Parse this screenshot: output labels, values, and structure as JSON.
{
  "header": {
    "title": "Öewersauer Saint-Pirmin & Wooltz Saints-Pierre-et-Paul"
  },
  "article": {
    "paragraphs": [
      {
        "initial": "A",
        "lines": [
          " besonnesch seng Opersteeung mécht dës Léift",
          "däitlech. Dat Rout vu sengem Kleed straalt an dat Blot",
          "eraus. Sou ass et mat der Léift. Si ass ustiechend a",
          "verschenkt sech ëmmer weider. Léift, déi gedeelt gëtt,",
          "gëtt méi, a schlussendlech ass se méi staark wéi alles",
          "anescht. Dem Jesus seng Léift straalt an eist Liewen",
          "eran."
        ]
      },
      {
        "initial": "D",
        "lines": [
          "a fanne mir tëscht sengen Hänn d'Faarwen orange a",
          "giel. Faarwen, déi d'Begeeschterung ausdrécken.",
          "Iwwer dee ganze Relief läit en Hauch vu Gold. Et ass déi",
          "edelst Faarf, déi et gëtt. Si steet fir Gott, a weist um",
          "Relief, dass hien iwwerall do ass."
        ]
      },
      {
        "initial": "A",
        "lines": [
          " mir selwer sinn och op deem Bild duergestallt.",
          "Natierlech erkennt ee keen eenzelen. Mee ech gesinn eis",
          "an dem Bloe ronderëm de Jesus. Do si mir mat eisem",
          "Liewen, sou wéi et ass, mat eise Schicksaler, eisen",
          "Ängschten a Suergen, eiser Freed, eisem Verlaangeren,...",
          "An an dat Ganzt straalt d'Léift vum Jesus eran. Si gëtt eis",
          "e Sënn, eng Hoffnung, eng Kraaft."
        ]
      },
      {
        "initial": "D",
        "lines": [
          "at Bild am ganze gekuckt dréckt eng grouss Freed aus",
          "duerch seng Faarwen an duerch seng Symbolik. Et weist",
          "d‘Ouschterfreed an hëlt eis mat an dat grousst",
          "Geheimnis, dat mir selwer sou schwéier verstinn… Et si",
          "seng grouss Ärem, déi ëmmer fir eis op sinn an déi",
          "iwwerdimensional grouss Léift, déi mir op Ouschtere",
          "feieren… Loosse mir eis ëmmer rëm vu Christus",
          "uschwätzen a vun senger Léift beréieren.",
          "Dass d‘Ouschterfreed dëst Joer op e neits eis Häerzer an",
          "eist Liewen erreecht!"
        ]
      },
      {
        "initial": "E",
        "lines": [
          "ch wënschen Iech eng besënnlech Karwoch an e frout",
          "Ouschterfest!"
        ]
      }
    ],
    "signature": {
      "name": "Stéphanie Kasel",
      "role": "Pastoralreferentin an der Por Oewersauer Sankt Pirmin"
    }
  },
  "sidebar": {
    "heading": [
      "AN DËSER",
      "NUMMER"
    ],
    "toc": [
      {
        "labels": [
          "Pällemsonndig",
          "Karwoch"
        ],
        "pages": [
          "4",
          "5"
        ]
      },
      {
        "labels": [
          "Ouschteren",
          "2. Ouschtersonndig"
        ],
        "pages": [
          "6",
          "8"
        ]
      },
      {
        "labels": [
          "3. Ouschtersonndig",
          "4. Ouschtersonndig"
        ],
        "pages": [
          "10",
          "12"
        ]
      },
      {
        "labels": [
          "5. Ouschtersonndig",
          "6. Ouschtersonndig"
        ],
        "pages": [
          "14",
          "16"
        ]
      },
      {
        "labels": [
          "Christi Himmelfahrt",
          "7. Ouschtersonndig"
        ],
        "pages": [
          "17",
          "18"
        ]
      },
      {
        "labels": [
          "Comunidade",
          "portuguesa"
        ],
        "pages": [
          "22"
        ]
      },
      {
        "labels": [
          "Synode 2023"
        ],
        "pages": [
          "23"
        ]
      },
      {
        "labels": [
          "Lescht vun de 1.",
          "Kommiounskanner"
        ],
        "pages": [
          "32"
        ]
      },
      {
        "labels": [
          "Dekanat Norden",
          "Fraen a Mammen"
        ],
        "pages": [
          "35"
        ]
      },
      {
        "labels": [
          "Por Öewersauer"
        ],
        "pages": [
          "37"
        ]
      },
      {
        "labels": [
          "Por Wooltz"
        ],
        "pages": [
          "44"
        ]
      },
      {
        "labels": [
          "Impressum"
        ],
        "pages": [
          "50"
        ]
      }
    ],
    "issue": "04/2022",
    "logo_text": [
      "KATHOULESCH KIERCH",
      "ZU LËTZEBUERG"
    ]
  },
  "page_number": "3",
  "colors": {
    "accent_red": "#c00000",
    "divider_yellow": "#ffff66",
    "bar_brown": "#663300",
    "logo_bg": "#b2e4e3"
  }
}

========================

TASK INSTRUCTIONS: Quote each line of the data above exactly as written.

EXERCISE SOLUTION:
Parse this screenshot: output labels, values, and structure as JSON.
{
  "header": {
    "title": "Öewersauer Saint-Pirmin & Wooltz Saints-Pierre-et-Paul"
  },
  "article": {
    "paragraphs": [
      {
        "initial": "A",
        "lines": [
          " besonnesch seng Opersteeung mécht dës Léift",
          "däitlech. Dat Rout vu sengem Kleed straalt an dat Blot",
          "eraus. Sou ass et mat der Léift. Si ass ustiechend a",
          "verschenkt sech ëmmer weider. Léift, déi gedeelt gëtt,",
          "gëtt méi, a schlussendlech ass se méi staark wéi alles",
          "anescht. Dem Jesus seng Léift straalt an eist Liewen",
          "eran."
        ]
      },
      {
        "initial": "D",
        "lines": [
          "a fanne mir tëscht sengen Hänn d'Faarwen orange a",
          "giel. Faarwen, déi d'Begeeschterung ausdrécken.",
          "Iwwer dee ganze Relief läit en Hauch vu Gold. Et ass déi",
          "edelst Faarf, déi et gëtt. Si steet fir Gott, a weist um",
          "Relief, dass hien iwwerall do ass."
        ]
      },
      {
        "initial": "A",
        "lines": [
          " mir selwer sinn och op deem Bild duergestallt.",
          "Natierlech erkennt ee keen eenzelen. Mee ech gesinn eis",
          "an dem Bloe ronderëm de Jesus. Do si mir mat eisem",
          "Liewen, sou wéi et ass, mat eise Schicksaler, eisen",
          "Ängschten a Suergen, eiser Freed, eisem Verlaangeren,...",
          "An an dat Ganzt straalt d'Léift vum Jesus eran. Si gëtt eis",
          "e Sënn, eng Hoffnung, eng Kraaft."
        ]
      },
      {
        "initial": "D",
        "lines": [
          "at Bild am ganze gekuckt dréckt eng grouss Freed aus",
          "duerch seng Faarwen an duerch seng Symbolik. Et weist",
          "d‘Ouschterfreed an hëlt eis mat an dat grousst",
          "Geheimnis, dat mir selwer sou schwéier verstinn… Et si",
          "seng grouss Ärem, déi ëmmer fir eis op sinn an déi",
          "iwwerdimensional grouss Léift, déi mir op Ouschtere",
          "feieren… Loosse mir eis ëmmer rëm vu Christus",
          "uschwätzen a vun senger Léift beréieren.",
          "Dass d‘Ouschterfreed dëst Joer op e neits eis Häerzer an",
          "eist Liewen erreecht!"
        ]
      },
      {
        "initial": "E",
        "lines": [
          "ch wënschen Iech eng besënnlech Karwoch an e frout",
          "Ouschterfest!"
        ]
      }
    ],
    "signature": {
      "name": "Stéphanie Kasel",
      "role": "Pastoralreferentin an der Por Oewersauer Sankt Pirmin"
    }
  },
  "sidebar": {
    "heading": [
      "AN DËSER",
      "NUMMER"
    ],
    "toc": [
      {
        "labels": [
          "Pällemsonndig",
          "Karwoch"
        ],
        "pages": [
          "4",
          "5"
        ]
      },
      {
        "labels": [
          "Ouschteren",
          "2. Ouschtersonndig"
        ],
        "pages": [
          "6",
          "8"
        ]
      },
      {
        "labels": [
          "3. Ouschtersonndig",
          "4. Ouschtersonndig"
        ],
        "pages": [
          "10",
          "12"
        ]
      },
      {
        "labels": [
          "5. Ouschtersonndig",
          "6. Ouschtersonndig"
        ],
        "pages": [
          "14",
          "16"
        ]
      },
      {
        "labels": [
          "Christi Himmelfahrt",
          "7. Ouschtersonndig"
        ],
        "pages": [
          "17",
          "18"
        ]
      },
      {
        "labels": [
          "Comunidade",
          "portuguesa"
        ],
        "pages": [
          "22"
        ]
      },
      {
        "labels": [
          "Synode 2023"
        ],
        "pages": [
          "23"
        ]
      },
      {
        "labels": [
          "Lescht vun de 1.",
          "Kommiounskanner"
        ],
        "pages": [
          "32"
        ]
      },
      {
        "labels": [
          "Dekanat Norden",
          "Fraen a Mammen"
        ],
        "pages": [
          "35"
        ]
      },
      {
        "labels": [
          "Por Öewersauer"
        ],
        "pages": [
          "37"
        ]
      },
      {
        "labels": [
          "Por Wooltz"
        ],
        "pages": [
          "44"
        ]
      },
      {
        "labels": [
          "Impressum"
        ],
        "pages": [
          "50"
        ]
      }
    ],
    "issue": "04/2022",
    "logo_text": [
      "KATHOULESCH KIERCH",
      "ZU LËTZEBUERG"
    ]
  },
  "page_number": "3",
  "colors": {
    "accent_red": "#c00000",
    "divider_yellow": "#ffff66",
    "bar_brown": "#663300",
    "logo_bg": "#b2e4e3"
  }
}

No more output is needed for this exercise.